** BEGIN **

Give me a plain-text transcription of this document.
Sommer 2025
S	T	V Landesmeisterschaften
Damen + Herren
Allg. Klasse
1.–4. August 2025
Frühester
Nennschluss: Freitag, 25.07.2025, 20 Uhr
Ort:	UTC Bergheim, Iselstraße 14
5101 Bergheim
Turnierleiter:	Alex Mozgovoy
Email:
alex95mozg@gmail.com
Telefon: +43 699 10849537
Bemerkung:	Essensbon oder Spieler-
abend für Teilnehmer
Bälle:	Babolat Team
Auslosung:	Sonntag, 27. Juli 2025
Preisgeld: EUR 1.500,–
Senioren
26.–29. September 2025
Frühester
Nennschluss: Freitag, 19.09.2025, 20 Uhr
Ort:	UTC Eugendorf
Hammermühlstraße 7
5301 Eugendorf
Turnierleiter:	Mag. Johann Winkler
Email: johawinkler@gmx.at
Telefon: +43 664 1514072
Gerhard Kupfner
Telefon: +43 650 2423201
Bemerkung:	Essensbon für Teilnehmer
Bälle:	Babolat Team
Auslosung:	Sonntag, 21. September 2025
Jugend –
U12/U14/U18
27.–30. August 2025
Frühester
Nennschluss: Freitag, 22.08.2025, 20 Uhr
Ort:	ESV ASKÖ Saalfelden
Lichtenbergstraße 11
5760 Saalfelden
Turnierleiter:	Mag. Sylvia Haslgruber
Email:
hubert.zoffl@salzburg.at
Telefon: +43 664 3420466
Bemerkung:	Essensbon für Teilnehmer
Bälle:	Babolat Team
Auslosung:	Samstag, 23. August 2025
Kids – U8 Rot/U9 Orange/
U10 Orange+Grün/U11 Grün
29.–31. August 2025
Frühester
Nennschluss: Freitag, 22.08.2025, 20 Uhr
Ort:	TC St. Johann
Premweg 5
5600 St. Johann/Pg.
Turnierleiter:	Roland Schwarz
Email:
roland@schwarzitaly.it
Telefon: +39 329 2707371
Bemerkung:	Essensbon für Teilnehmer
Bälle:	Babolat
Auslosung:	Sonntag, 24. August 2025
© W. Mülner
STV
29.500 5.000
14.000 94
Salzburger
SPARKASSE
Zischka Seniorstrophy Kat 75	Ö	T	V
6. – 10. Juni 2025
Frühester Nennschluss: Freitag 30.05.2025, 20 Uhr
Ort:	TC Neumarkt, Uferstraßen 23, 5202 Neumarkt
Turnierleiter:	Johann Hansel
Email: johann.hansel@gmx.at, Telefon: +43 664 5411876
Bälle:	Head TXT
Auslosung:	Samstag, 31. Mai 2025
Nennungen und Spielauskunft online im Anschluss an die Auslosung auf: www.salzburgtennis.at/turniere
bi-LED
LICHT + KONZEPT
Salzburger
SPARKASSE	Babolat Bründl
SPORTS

** END **
** BEGIN **

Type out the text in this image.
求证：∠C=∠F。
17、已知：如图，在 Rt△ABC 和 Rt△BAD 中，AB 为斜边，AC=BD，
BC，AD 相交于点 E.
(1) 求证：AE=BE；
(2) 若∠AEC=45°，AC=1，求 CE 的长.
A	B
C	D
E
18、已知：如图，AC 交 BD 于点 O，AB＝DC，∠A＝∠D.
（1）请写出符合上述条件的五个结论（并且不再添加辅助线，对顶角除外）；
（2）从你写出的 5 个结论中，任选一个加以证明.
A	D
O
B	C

** END **
** BEGIN **

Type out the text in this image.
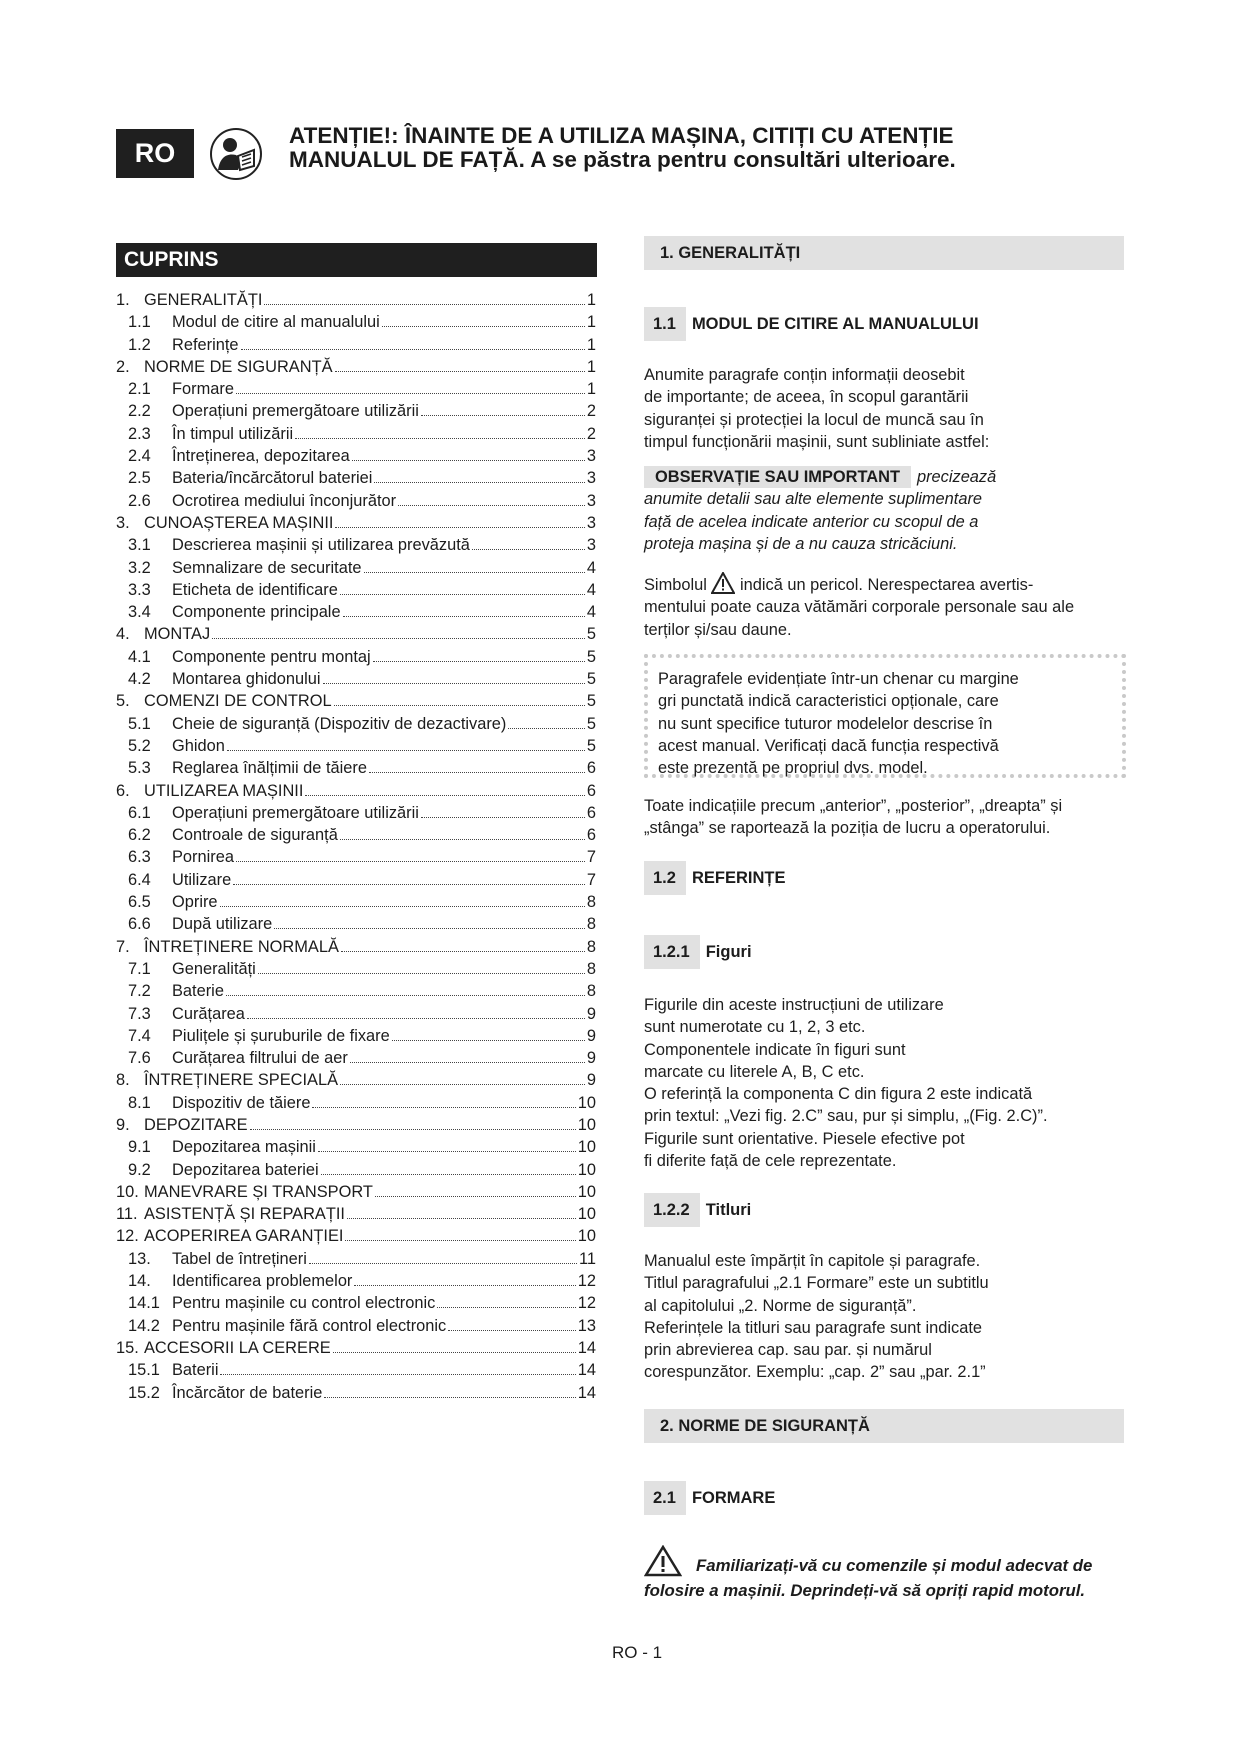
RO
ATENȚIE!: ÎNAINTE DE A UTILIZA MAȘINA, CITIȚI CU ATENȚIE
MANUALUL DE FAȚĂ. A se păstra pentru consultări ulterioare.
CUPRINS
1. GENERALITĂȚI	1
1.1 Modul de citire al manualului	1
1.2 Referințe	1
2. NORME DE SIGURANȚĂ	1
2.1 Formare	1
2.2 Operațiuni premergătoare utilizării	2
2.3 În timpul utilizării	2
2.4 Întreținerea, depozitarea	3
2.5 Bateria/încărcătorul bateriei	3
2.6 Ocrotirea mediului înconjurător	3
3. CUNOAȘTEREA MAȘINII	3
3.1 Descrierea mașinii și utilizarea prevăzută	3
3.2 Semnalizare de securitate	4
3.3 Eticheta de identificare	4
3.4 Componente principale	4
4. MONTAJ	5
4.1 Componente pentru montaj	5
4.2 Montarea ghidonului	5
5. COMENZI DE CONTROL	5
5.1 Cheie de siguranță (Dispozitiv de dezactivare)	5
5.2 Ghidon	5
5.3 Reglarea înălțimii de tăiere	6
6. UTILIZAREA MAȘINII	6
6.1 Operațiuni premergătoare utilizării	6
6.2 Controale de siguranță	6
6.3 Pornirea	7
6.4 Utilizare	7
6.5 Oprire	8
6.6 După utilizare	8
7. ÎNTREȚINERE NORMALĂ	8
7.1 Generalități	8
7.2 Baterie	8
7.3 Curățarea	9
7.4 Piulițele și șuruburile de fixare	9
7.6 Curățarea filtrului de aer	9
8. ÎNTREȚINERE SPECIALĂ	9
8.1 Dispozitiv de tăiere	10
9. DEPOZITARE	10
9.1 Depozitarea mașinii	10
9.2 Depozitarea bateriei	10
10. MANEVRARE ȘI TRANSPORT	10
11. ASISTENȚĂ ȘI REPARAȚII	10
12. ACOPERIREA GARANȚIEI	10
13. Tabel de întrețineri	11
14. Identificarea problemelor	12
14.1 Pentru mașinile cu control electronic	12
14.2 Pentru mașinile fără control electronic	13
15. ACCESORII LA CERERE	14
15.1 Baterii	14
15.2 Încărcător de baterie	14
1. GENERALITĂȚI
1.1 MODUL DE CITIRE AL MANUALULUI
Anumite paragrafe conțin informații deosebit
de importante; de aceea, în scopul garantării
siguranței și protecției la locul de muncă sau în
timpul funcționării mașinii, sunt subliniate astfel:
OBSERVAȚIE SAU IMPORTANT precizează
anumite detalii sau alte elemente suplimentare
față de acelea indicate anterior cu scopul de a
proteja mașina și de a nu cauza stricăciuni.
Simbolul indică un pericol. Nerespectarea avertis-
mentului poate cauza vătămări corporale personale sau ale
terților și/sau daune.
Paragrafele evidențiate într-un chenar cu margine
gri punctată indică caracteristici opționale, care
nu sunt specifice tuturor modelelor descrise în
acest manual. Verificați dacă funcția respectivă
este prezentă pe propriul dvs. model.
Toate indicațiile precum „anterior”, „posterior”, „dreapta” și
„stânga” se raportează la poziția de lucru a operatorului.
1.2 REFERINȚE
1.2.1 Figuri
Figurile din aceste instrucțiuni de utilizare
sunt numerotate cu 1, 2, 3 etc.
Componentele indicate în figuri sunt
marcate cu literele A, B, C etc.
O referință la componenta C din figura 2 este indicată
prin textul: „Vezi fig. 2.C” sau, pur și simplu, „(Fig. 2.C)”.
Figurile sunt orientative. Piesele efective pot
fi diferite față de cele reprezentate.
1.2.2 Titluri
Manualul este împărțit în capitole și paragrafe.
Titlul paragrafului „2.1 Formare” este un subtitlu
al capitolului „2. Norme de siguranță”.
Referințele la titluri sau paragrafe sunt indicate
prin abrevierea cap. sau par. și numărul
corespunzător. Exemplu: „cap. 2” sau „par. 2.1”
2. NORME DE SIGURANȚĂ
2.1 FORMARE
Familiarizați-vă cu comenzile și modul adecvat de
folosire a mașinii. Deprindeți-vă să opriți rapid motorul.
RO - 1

** END **

Return each line in the records that holds the string "Samstag".

> _Expected answer_
Auslosung:	Samstag, 23. August 2025
Auslosung:	Samstag, 31. Mai 2025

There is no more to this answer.